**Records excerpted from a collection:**

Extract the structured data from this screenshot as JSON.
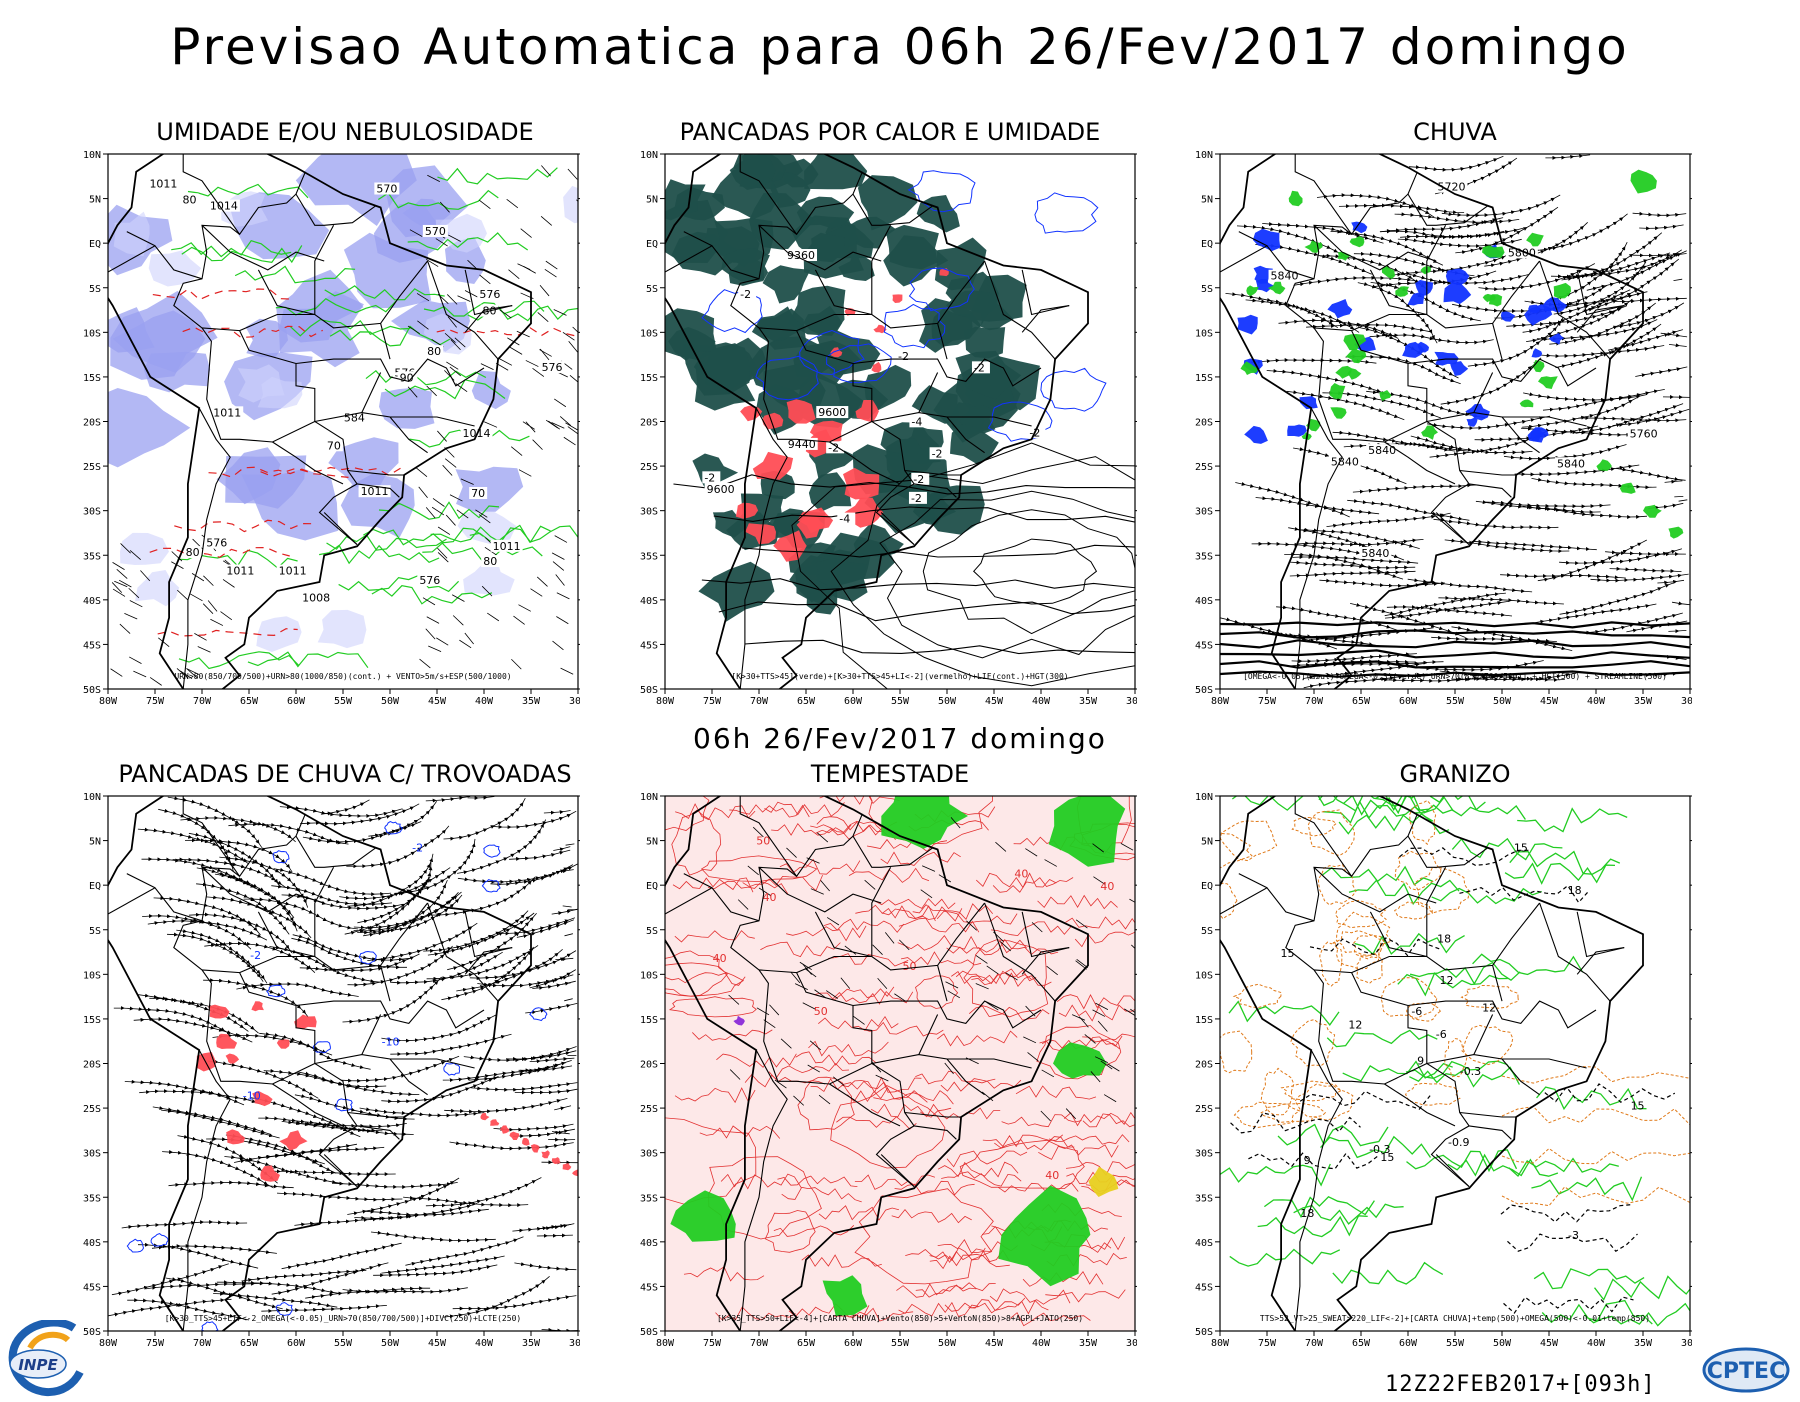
{
  "header": {
    "title": "Previsao Automatica  para 06h 26/Fev/2017 domingo",
    "mid_title": "06h 26/Fev/2017 domingo"
  },
  "axis": {
    "lat_labels": [
      "10N",
      "5N",
      "EQ",
      "5S",
      "10S",
      "15S",
      "20S",
      "25S",
      "30S",
      "35S",
      "40S",
      "45S",
      "50S"
    ],
    "lon_labels": [
      "80W",
      "75W",
      "70W",
      "65W",
      "60W",
      "55W",
      "50W",
      "45W",
      "40W",
      "35W",
      "30W"
    ]
  },
  "panels": [
    {
      "id": "umidade",
      "title": "UMIDADE E/OU NEBULOSIDADE",
      "legend": "URN>80(850/700/500)+URN>80(1000/850)(cont.) + VENTO>5m/s+ESP(500/1000)",
      "labels": [
        "1011",
        "1011",
        "1011",
        "1011",
        "1011",
        "1011",
        "1008",
        "1014",
        "1014",
        "576",
        "576",
        "576",
        "576",
        "576",
        "570",
        "570",
        "584",
        "80",
        "80",
        "70",
        "90",
        "80",
        "70",
        "80",
        "80"
      ]
    },
    {
      "id": "pancadas_calor",
      "title": "PANCADAS POR CALOR E UMIDADE",
      "legend": "[K>30+TTS>45](verde)+[K>30+TTS>45+LI<-2](vermelho)+LIF(cont.)+HGT(300)",
      "labels": [
        "9600",
        "9600",
        "9440",
        "9360",
        "-2",
        "-4",
        "-2",
        "-2",
        "-4",
        "-2",
        "-2",
        "-2",
        "-2",
        "-2",
        "-2"
      ]
    },
    {
      "id": "chuva",
      "title": "CHUVA",
      "legend": "[OMEGA<-0.05](azul)+OMEGA<-0.3)(verde)_URN>70(850/700/500)] + HGT(500) + STREAMLINE(500)",
      "labels": [
        "5840",
        "5840",
        "5840",
        "5840",
        "5840",
        "5800",
        "5760",
        "5720"
      ]
    },
    {
      "id": "trovoadas",
      "title": "PANCADAS DE CHUVA C/ TROVOADAS",
      "legend": "[K>30_TTS>45+LIF<-2_OMEGA(<-0.05)_URN>70(850/700/500)]+DIVC(250)+LCTE(250)",
      "labels": [
        "-2",
        "-2",
        "-10",
        "-10"
      ]
    },
    {
      "id": "tempestade",
      "title": "TEMPESTADE",
      "legend": "[K>35_TTS>50+LIF<-4]+[CARTA CHUVA]+Vento(850)>5+VentoN(850)>8+AGPL+JATO(250)",
      "labels": [
        "50",
        "40",
        "40",
        "50",
        "40",
        "40",
        "40",
        "50"
      ]
    },
    {
      "id": "granizo",
      "title": "GRANIZO",
      "legend": "TTS>52_VT>25_SWEAT>220_LIF<-2]+[CARTA CHUVA]+temp(500)+OMEGA(500)<-0.01+temp(850)",
      "labels": [
        "18",
        "15",
        "15",
        "15",
        "18",
        "18",
        "15",
        "12",
        "12",
        "12",
        "9",
        "9",
        "-6",
        "-6",
        "-3",
        "-0.3",
        "-0.9",
        "-0.3"
      ]
    }
  ],
  "footer": {
    "run": "12Z22FEB2017+[093h]",
    "logo_left": "INPE",
    "logo_right": "CPTEC"
  },
  "colors": {
    "wet_fill": "#9aa0f0",
    "heat_fill": "#1f4f4a",
    "red_fill": "#ff4d55",
    "green": "#22cc22",
    "blue": "#1133ff",
    "orange": "#e07a1a",
    "yellow": "#e8d020"
  }
}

**Aim of the task:** Of the lines above, copy each that contains "domingo".

**Output of the exercise:**
    "title": "Previsao Automatica  para 06h 26/Fev/2017 domingo",
    "mid_title": "06h 26/Fev/2017 domingo"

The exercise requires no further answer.